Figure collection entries
• • • •

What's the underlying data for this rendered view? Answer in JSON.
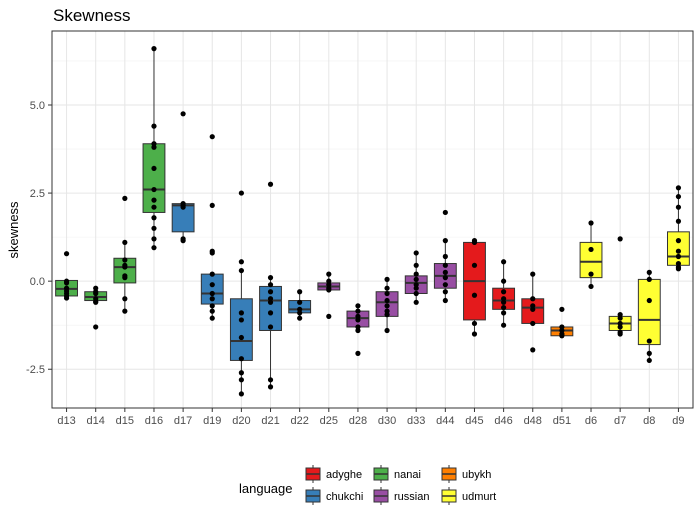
{
  "chart_data": {
    "type": "box",
    "title": "Skewness",
    "xlabel": "",
    "ylabel": "skewness",
    "ylim": [
      -3.6,
      7.1
    ],
    "y_ticks": [
      -2.5,
      0.0,
      2.5,
      5.0
    ],
    "y_tick_labels": [
      "-2.5",
      "0.0",
      "2.5",
      "5.0"
    ],
    "grid": true,
    "legend": {
      "title": "language",
      "placement": "bottom",
      "items": [
        {
          "name": "adyghe",
          "color": "#E41A1C"
        },
        {
          "name": "nanai",
          "color": "#4DAF4A"
        },
        {
          "name": "ubykh",
          "color": "#FF7F00"
        },
        {
          "name": "chukchi",
          "color": "#377EB8"
        },
        {
          "name": "russian",
          "color": "#984EA3"
        },
        {
          "name": "udmurt",
          "color": "#FFFF33"
        }
      ]
    },
    "categories": [
      "d13",
      "d14",
      "d15",
      "d16",
      "d17",
      "d19",
      "d20",
      "d21",
      "d22",
      "d25",
      "d28",
      "d30",
      "d33",
      "d44",
      "d45",
      "d46",
      "d48",
      "d51",
      "d6",
      "d7",
      "d8",
      "d9"
    ],
    "boxes": [
      {
        "category": "d13",
        "language": "nanai",
        "whisker_low": -0.48,
        "q1": -0.42,
        "median": -0.22,
        "q3": 0.02,
        "whisker_high": 0.02,
        "points": [
          0.78,
          0.0,
          -0.05,
          -0.2,
          -0.28,
          -0.35,
          -0.42,
          -0.48
        ]
      },
      {
        "category": "d14",
        "language": "nanai",
        "whisker_low": -0.6,
        "q1": -0.55,
        "median": -0.45,
        "q3": -0.3,
        "whisker_high": -0.2,
        "points": [
          -0.2,
          -0.3,
          -0.35,
          -0.5,
          -0.58,
          -0.6,
          -1.3
        ]
      },
      {
        "category": "d15",
        "language": "nanai",
        "whisker_low": -0.85,
        "q1": -0.05,
        "median": 0.4,
        "q3": 0.65,
        "whisker_high": 1.1,
        "points": [
          2.35,
          1.1,
          0.6,
          0.45,
          0.4,
          0.15,
          0.1,
          -0.5,
          -0.85
        ]
      },
      {
        "category": "d16",
        "language": "nanai",
        "whisker_low": 0.95,
        "q1": 1.95,
        "median": 2.6,
        "q3": 3.9,
        "whisker_high": 6.6,
        "points": [
          6.6,
          4.4,
          3.9,
          3.8,
          3.2,
          2.6,
          2.3,
          2.1,
          1.8,
          1.5,
          1.2,
          0.95
        ]
      },
      {
        "category": "d17",
        "language": "chukchi",
        "whisker_low": 1.15,
        "q1": 1.4,
        "median": 2.15,
        "q3": 2.2,
        "whisker_high": 2.2,
        "points": [
          4.75,
          2.2,
          2.15,
          2.1,
          1.2,
          1.15
        ]
      },
      {
        "category": "d19",
        "language": "chukchi",
        "whisker_low": -1.05,
        "q1": -0.65,
        "median": -0.35,
        "q3": 0.2,
        "whisker_high": 0.2,
        "points": [
          4.1,
          2.15,
          0.85,
          0.8,
          0.2,
          -0.1,
          -0.35,
          -0.5,
          -0.7,
          -0.85,
          -1.05
        ]
      },
      {
        "category": "d20",
        "language": "chukchi",
        "whisker_low": -3.2,
        "q1": -2.25,
        "median": -1.7,
        "q3": -0.5,
        "whisker_high": 0.3,
        "points": [
          2.5,
          0.55,
          0.3,
          -0.9,
          -1.1,
          -1.6,
          -2.2,
          -2.6,
          -2.8,
          -3.2
        ]
      },
      {
        "category": "d21",
        "language": "chukchi",
        "whisker_low": -3.0,
        "q1": -1.4,
        "median": -0.55,
        "q3": -0.15,
        "whisker_high": 0.1,
        "points": [
          2.75,
          0.1,
          -0.1,
          -0.3,
          -0.5,
          -0.6,
          -0.9,
          -1.3,
          -2.8,
          -3.0
        ]
      },
      {
        "category": "d22",
        "language": "chukchi",
        "whisker_low": -1.05,
        "q1": -0.9,
        "median": -0.8,
        "q3": -0.55,
        "whisker_high": -0.3,
        "points": [
          -0.3,
          -0.6,
          -0.8,
          -0.9,
          -1.05
        ]
      },
      {
        "category": "d25",
        "language": "russian",
        "whisker_low": -0.3,
        "q1": -0.25,
        "median": -0.15,
        "q3": -0.05,
        "whisker_high": 0.2,
        "points": [
          0.2,
          0.0,
          -0.1,
          -0.2,
          -0.25,
          -1.0
        ]
      },
      {
        "category": "d28",
        "language": "russian",
        "whisker_low": -1.4,
        "q1": -1.3,
        "median": -1.05,
        "q3": -0.85,
        "whisker_high": -0.7,
        "points": [
          -0.7,
          -0.85,
          -1.0,
          -1.1,
          -1.3,
          -1.4,
          -2.05
        ]
      },
      {
        "category": "d30",
        "language": "russian",
        "whisker_low": -1.4,
        "q1": -1.0,
        "median": -0.6,
        "q3": -0.3,
        "whisker_high": 0.05,
        "points": [
          0.05,
          -0.2,
          -0.35,
          -0.55,
          -0.7,
          -0.85,
          -0.95,
          -1.4
        ]
      },
      {
        "category": "d33",
        "language": "russian",
        "whisker_low": -0.6,
        "q1": -0.35,
        "median": -0.05,
        "q3": 0.15,
        "whisker_high": 0.8,
        "points": [
          0.8,
          0.45,
          0.2,
          0.05,
          -0.1,
          -0.2,
          -0.35,
          -0.6
        ]
      },
      {
        "category": "d44",
        "language": "russian",
        "whisker_low": -0.55,
        "q1": -0.2,
        "median": 0.15,
        "q3": 0.5,
        "whisker_high": 1.15,
        "points": [
          1.95,
          1.15,
          0.7,
          0.45,
          0.25,
          0.1,
          -0.1,
          -0.3,
          -0.55
        ]
      },
      {
        "category": "d45",
        "language": "adyghe",
        "whisker_low": -1.5,
        "q1": -1.1,
        "median": 0.0,
        "q3": 1.1,
        "whisker_high": 1.15,
        "points": [
          1.15,
          1.1,
          0.45,
          -0.4,
          -1.2,
          -1.5
        ]
      },
      {
        "category": "d46",
        "language": "adyghe",
        "whisker_low": -1.25,
        "q1": -0.8,
        "median": -0.55,
        "q3": -0.2,
        "whisker_high": 0.55,
        "points": [
          0.55,
          0.0,
          -0.3,
          -0.5,
          -0.6,
          -0.75,
          -0.9,
          -1.25
        ]
      },
      {
        "category": "d48",
        "language": "adyghe",
        "whisker_low": -1.25,
        "q1": -1.2,
        "median": -0.75,
        "q3": -0.5,
        "whisker_high": 0.2,
        "points": [
          0.2,
          -0.5,
          -0.7,
          -0.8,
          -1.2,
          -1.95
        ]
      },
      {
        "category": "d51",
        "language": "ubykh",
        "whisker_low": -1.55,
        "q1": -1.55,
        "median": -1.4,
        "q3": -1.3,
        "whisker_high": -1.3,
        "points": [
          -0.8,
          -1.3,
          -1.4,
          -1.5,
          -1.55
        ]
      },
      {
        "category": "d6",
        "language": "udmurt",
        "whisker_low": -0.15,
        "q1": 0.1,
        "median": 0.55,
        "q3": 1.1,
        "whisker_high": 1.65,
        "points": [
          1.65,
          0.9,
          0.2,
          -0.15
        ]
      },
      {
        "category": "d7",
        "language": "udmurt",
        "whisker_low": -1.5,
        "q1": -1.4,
        "median": -1.2,
        "q3": -1.0,
        "whisker_high": -0.95,
        "points": [
          1.2,
          -0.95,
          -1.05,
          -1.2,
          -1.3,
          -1.45,
          -1.5
        ]
      },
      {
        "category": "d8",
        "language": "udmurt",
        "whisker_low": -2.25,
        "q1": -1.8,
        "median": -1.1,
        "q3": 0.05,
        "whisker_high": 0.25,
        "points": [
          0.25,
          0.05,
          -0.55,
          -1.7,
          -2.05,
          -2.25
        ]
      },
      {
        "category": "d9",
        "language": "udmurt",
        "whisker_low": 0.35,
        "q1": 0.45,
        "median": 0.7,
        "q3": 1.4,
        "whisker_high": 2.65,
        "points": [
          2.65,
          2.4,
          2.1,
          1.7,
          1.15,
          0.85,
          0.7,
          0.5,
          0.4,
          0.35
        ]
      }
    ]
  }
}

• • • •

◆ Task description:
Copy out each line of the data where the string "color" appears.

◆ Problem solution:
          "color": "#E41A1C"
          "color": "#4DAF4A"
          "color": "#FF7F00"
          "color": "#377EB8"
          "color": "#984EA3"
          "color": "#FFFF33"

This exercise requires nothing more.